| TRECHO SELECIONADO |
----------

5- As grandes parcerias musicais são fundamentais no nativismo. Como é a tua relação com os outros músicos do meio?

Juliano- A minha relação com outros músicos é a melhor possível, admiro quem faz pelo nativismo, quem merece realmente, quem tem identidade, quem contribui ao cantar o que é nosso; não os que cultivam culturas alienígenas cantando muitas vezes por ajudas de custo. Aos que não são, a meu ver, favoráveis ao meio, respeito porque são mortais iguais a mim e precisam viver. O mercado muitas vezes obriga-os a praticarem este tipo de ato, mas cada um no seu canto e com seu canto. Cito como exemplo de identidade no RS, os mestres Luíz Marenco e Joca Martins, cantores que sempre admirei desde quando nem pensava em cantar. Neles vejo todo o referencial de uma época da música gaúcha, e nessa época foi onde me criei, ouvindo as maravilhas que esses dois já fizeram pela música.

----------

| MATERIAL FORNECIDO |
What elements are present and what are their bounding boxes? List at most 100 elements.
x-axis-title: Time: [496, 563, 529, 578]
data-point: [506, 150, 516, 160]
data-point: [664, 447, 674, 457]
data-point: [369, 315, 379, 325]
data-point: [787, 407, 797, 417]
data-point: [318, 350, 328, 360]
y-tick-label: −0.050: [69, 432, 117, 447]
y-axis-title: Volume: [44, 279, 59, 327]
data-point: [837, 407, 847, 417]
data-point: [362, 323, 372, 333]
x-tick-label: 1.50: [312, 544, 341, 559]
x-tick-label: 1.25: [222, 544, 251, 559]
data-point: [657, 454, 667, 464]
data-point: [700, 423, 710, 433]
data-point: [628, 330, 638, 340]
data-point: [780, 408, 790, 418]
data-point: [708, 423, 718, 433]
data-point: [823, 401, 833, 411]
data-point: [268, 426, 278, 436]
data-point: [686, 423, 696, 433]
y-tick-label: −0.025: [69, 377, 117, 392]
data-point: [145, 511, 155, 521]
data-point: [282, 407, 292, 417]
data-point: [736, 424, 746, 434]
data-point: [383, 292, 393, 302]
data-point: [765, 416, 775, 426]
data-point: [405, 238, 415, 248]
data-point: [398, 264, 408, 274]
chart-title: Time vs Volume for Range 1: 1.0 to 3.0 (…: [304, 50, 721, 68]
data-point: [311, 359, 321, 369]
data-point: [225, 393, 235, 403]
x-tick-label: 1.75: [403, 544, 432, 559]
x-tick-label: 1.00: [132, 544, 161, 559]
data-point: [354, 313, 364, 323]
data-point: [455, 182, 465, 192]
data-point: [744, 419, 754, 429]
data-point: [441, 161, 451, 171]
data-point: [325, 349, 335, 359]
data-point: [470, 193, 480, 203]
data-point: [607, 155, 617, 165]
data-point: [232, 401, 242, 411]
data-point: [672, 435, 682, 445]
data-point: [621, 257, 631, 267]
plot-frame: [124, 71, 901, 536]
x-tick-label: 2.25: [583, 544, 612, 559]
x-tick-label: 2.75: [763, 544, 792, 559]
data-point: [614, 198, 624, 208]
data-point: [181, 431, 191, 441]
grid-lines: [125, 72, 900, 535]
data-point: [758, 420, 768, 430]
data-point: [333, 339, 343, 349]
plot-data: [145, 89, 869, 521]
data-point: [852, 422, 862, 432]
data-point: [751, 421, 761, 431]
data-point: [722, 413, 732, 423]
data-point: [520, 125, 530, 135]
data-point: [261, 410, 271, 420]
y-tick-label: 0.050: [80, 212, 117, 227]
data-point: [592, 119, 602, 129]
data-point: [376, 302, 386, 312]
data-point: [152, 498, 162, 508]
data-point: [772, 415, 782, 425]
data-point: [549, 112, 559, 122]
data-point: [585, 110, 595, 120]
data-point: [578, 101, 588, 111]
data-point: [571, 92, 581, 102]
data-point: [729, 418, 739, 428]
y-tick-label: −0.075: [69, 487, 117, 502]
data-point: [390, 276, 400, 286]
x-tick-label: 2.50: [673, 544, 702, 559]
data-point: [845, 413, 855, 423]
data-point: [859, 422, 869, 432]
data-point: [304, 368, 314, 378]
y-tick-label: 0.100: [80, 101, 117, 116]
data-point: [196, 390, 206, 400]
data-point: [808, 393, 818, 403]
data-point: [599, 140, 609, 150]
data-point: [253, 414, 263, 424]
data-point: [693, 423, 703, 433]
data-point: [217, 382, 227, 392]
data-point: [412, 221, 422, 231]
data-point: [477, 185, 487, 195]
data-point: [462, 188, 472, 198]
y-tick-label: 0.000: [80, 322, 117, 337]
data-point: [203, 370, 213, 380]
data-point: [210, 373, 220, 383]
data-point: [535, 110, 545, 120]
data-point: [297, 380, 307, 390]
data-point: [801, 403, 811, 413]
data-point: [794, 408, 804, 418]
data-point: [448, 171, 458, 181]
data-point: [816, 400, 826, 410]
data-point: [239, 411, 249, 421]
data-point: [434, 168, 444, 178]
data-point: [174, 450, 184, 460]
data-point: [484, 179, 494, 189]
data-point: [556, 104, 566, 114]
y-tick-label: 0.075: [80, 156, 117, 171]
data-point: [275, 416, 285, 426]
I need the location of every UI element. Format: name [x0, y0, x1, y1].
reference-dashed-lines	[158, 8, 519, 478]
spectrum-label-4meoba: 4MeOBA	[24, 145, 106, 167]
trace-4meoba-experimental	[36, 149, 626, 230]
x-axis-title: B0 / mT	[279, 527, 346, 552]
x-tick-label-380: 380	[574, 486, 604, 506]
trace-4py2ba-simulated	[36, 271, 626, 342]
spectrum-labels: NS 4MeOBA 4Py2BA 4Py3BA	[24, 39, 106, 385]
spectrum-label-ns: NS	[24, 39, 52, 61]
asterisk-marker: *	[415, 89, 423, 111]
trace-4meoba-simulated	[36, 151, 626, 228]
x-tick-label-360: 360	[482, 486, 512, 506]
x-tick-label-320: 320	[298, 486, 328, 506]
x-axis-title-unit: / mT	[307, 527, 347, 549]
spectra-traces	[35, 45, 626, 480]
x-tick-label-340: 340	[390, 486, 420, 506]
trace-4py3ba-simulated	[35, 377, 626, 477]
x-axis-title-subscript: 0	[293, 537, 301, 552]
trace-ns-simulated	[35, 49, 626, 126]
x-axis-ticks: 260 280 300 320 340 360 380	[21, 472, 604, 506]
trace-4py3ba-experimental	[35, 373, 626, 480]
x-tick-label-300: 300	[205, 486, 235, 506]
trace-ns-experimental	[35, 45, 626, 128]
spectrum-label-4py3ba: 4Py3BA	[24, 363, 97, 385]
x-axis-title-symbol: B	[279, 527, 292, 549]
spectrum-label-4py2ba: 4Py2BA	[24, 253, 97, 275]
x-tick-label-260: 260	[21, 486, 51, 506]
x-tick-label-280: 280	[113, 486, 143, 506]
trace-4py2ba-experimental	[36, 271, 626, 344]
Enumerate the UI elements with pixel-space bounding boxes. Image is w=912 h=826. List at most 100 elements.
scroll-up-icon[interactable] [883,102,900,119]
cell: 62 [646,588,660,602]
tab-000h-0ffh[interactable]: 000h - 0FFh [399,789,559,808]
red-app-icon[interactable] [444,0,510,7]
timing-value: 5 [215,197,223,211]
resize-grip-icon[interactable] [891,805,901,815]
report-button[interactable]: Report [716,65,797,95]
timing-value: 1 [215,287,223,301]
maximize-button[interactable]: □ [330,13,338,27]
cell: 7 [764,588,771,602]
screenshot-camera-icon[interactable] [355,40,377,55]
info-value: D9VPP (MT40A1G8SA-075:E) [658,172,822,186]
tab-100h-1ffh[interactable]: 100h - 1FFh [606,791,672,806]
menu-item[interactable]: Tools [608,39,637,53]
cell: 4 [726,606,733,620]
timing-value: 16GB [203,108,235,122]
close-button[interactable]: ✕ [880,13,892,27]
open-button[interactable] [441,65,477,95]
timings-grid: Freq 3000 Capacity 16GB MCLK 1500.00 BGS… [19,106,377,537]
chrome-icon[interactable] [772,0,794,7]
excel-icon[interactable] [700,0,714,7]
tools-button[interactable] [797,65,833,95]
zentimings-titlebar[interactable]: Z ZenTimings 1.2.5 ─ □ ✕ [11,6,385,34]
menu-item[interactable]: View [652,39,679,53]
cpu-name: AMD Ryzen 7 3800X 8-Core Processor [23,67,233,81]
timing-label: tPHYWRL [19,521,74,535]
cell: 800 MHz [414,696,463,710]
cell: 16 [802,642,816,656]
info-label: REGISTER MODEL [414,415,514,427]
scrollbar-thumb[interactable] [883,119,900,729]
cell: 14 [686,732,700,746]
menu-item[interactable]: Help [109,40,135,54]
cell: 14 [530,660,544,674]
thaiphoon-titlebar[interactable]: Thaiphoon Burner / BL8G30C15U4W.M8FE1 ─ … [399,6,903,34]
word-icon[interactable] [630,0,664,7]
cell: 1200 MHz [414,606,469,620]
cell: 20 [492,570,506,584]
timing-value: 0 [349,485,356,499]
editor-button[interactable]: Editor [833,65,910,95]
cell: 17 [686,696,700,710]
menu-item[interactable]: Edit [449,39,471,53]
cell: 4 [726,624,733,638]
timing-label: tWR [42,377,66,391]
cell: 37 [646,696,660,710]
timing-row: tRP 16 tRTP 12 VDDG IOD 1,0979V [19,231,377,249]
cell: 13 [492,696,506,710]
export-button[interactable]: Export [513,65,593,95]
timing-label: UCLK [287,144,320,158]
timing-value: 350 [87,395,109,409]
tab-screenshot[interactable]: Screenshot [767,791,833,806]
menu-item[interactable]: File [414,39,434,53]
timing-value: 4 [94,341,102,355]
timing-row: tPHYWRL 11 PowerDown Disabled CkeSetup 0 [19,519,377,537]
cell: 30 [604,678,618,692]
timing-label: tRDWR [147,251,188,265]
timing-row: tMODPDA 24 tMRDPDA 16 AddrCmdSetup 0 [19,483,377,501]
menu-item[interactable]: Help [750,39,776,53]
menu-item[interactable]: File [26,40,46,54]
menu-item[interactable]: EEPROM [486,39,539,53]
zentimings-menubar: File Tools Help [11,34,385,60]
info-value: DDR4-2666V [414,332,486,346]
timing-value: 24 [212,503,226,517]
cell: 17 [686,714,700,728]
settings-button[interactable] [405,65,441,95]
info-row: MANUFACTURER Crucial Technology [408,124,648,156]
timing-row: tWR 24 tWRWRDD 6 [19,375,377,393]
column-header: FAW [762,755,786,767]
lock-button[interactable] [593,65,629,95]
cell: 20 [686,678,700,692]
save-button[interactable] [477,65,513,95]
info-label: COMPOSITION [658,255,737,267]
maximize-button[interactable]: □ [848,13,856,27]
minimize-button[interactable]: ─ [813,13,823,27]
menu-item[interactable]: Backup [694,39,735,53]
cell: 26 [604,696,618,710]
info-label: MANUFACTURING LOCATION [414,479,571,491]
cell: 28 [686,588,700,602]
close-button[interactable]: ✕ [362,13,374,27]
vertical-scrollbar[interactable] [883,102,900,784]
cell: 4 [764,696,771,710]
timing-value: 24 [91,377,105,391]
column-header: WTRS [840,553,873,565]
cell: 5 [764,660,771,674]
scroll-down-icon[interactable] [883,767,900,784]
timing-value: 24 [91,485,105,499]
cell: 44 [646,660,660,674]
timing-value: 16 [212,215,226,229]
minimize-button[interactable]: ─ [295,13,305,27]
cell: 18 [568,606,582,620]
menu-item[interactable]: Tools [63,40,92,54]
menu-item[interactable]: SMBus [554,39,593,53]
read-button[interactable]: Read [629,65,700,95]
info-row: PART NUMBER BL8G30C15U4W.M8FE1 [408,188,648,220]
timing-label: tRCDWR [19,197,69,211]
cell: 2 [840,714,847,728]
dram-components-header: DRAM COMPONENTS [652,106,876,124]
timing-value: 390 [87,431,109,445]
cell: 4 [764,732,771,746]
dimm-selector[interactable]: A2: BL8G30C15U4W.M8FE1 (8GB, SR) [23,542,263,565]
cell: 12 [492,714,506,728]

----------

| EXERCÍCIOS PARA FAZER |
- A) Na entrevista sobre o nativismo, quais cantores Juliano cita como exemplo de identidade no RS?
- B) Por favor, retome a entrevista sobre o nativismo e continue-a a partir da última frase.

| RESPOSTAS DAS TAREFAS |
- A) Luíz Marenco e Joca Martins.

- B)
6- "Debaixo da mesma sombra", em parceria com o João Sampaio já está rodando nas rádios e à venda no mercado. Como está a divulgação deste trabalho e como tu percebes a receptividade das pessoas?

Juliano- Bom, em primeiro lugar vejo a receptividade das pessoas muito boa, um trabalho em parceria com o João Sampaio só me enche de alegria e faz com que eu agradeça a Deus todos os dias por ter conhecido este irmão. Quanto a divulgação, ainda não é nada boa, talvez pelo fato de eu estar recém trilhando um caminho na música ou por algum outro motivo que não sei explicar. Não vejo distribuição do CD através da gravadora e tampouco recebo alguma satisfação.




Capa do 1º CD - Aos olhos da pampa


7- Quais são os teus planos para a carreira em um futuro próximo?

Juliano- Meus planos para carreira é a gravação de um terceiro CD com as minhas músicas premiadas em festivais, porque sinto a necessidade do povo que gosta do nativismo conhecer as músicas que realmente mostram o que fazemos pelos palcos dos festivais.

8- Quais são as músicas que te marcam e são referências da tua musicalidade?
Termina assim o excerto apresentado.